• EXCERPTED PASSAGE:

______

Upon her arrival in Los Angeles, Thomas received many bit parts in low-budget films like Chesty Anderson, USN (1976), the Robert Zemeckis film Used Cars (1980) as well as sketch comedy films like Tunnel Vision (1975), and Loose Shoes (1980), the latter of which featured Second City classmate Bill Murray.

While Thomas had been building her career in comedy, her breakthrough role as an actress came when she was cast in the role of police officer (later Sergeant) Lucy Bates on the TV series Hill Street Blues (1981–87). Over the course of the series her character goes from inexperienced rookie to confident sergeant. She received seven Emmy nominations for best supporting actress, and took home the award for the 1984–85 season.

______

• REQUIRED ACTION:
Transcribe the passage about Thomas's early film roles and her work on Hill Street Blues word for word, in full. The records that come next are separate material, unrelated to the text.

______

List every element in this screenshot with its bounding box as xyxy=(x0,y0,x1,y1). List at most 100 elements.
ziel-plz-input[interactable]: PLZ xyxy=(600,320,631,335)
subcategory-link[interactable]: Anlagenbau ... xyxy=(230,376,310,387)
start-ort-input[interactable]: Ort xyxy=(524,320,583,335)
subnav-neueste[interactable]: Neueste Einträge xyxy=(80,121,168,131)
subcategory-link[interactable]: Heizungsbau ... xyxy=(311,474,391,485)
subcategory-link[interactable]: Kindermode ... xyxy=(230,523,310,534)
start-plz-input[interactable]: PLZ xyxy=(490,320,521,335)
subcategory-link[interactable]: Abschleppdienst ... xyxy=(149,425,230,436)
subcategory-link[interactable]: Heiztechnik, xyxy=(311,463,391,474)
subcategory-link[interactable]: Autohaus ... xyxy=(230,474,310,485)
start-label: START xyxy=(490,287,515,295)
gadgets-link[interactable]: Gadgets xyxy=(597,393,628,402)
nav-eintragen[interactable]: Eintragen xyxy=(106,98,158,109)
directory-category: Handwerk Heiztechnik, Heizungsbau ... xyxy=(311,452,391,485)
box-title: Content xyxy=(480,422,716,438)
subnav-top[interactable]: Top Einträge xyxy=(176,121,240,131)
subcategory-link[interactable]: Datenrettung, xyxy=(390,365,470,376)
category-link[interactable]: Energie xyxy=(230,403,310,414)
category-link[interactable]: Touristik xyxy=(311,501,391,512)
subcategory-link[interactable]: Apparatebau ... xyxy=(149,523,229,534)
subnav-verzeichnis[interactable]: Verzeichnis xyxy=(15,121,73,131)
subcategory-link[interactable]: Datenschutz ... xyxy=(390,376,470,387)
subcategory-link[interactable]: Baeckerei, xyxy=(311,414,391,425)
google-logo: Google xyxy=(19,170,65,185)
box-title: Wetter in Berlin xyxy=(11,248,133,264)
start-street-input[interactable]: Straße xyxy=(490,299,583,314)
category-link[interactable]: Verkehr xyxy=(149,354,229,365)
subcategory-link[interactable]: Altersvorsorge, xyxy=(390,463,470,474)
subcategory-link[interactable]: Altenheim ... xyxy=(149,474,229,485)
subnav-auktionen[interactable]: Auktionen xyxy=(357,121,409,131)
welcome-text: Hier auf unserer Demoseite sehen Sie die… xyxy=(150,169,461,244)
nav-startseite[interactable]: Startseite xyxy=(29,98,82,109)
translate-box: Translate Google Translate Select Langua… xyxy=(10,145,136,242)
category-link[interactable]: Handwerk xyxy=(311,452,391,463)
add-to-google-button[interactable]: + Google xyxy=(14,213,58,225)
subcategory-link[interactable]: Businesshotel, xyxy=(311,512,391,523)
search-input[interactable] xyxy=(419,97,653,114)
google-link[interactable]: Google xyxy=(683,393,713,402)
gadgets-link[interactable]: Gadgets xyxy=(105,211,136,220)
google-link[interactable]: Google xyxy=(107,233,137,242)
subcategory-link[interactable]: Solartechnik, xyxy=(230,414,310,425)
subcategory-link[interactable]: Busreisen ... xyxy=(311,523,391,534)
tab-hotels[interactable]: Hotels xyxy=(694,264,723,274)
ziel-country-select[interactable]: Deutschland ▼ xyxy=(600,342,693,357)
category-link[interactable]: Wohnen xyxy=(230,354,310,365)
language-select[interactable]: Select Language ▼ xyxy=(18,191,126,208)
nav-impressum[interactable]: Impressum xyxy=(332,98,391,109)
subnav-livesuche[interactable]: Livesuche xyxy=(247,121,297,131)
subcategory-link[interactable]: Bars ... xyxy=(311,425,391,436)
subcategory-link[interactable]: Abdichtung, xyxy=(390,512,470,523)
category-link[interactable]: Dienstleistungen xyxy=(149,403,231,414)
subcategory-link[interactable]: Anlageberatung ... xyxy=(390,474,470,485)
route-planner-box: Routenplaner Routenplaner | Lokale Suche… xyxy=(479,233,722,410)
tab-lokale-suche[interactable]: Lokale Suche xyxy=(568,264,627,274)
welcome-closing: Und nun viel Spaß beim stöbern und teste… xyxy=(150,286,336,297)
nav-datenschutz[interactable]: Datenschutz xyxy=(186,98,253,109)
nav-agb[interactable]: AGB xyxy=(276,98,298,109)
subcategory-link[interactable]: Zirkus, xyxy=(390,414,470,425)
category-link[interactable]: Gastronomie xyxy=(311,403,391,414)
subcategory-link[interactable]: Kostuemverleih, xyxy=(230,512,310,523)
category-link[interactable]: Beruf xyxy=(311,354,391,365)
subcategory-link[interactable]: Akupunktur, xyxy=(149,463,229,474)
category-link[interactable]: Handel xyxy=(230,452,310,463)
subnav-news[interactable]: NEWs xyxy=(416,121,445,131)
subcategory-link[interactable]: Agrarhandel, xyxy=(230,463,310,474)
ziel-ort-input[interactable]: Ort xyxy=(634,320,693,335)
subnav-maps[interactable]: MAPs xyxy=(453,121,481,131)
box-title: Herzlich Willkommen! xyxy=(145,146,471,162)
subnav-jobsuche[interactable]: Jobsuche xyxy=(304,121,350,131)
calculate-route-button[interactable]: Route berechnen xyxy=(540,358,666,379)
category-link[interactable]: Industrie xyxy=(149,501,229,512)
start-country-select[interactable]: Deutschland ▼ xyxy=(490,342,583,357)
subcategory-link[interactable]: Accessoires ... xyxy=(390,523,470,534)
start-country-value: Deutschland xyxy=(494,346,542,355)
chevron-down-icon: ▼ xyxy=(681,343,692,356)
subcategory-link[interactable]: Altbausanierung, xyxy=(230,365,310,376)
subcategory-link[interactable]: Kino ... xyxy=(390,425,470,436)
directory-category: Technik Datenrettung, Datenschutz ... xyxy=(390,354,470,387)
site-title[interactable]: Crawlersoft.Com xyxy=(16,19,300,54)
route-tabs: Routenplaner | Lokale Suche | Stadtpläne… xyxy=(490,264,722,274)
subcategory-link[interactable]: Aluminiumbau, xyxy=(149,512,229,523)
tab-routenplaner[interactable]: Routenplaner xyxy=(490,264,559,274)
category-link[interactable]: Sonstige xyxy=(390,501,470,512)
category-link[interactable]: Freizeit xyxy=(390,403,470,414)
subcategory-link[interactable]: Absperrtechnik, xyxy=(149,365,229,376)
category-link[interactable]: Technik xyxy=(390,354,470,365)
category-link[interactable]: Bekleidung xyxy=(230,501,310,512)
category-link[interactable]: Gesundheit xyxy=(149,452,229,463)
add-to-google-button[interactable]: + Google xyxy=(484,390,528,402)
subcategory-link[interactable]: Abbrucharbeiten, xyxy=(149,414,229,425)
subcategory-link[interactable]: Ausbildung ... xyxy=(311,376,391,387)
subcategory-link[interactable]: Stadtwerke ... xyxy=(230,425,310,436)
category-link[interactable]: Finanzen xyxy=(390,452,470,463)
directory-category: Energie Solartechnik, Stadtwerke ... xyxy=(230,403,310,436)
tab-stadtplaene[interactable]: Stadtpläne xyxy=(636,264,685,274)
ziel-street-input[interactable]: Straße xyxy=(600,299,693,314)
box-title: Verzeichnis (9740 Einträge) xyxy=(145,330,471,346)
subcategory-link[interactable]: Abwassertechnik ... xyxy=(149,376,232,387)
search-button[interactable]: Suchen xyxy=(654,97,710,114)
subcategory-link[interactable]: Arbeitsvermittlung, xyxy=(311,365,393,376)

______

• SOLUTION FOR THIS PROBLEM:
Upon her arrival in Los Angeles, Thomas received many bit parts in low-budget films like Chesty Anderson, USN (1976), the Robert Zemeckis film Used Cars (1980) as well as sketch comedy films like Tunnel Vision (1975), and Loose Shoes (1980), the latter of which featured Second City classmate Bill Murray.

While Thomas had been building her career in comedy, her breakthrough role as an actress came when she was cast in the role of police officer (later Sergeant) Lucy Bates on the TV series Hill Street Blues (1981–87). Over the course of the series her character goes from inexperienced rookie to confident sergeant. She received seven Emmy nominations for best supporting actress, and took home the award for the 1984–85 season.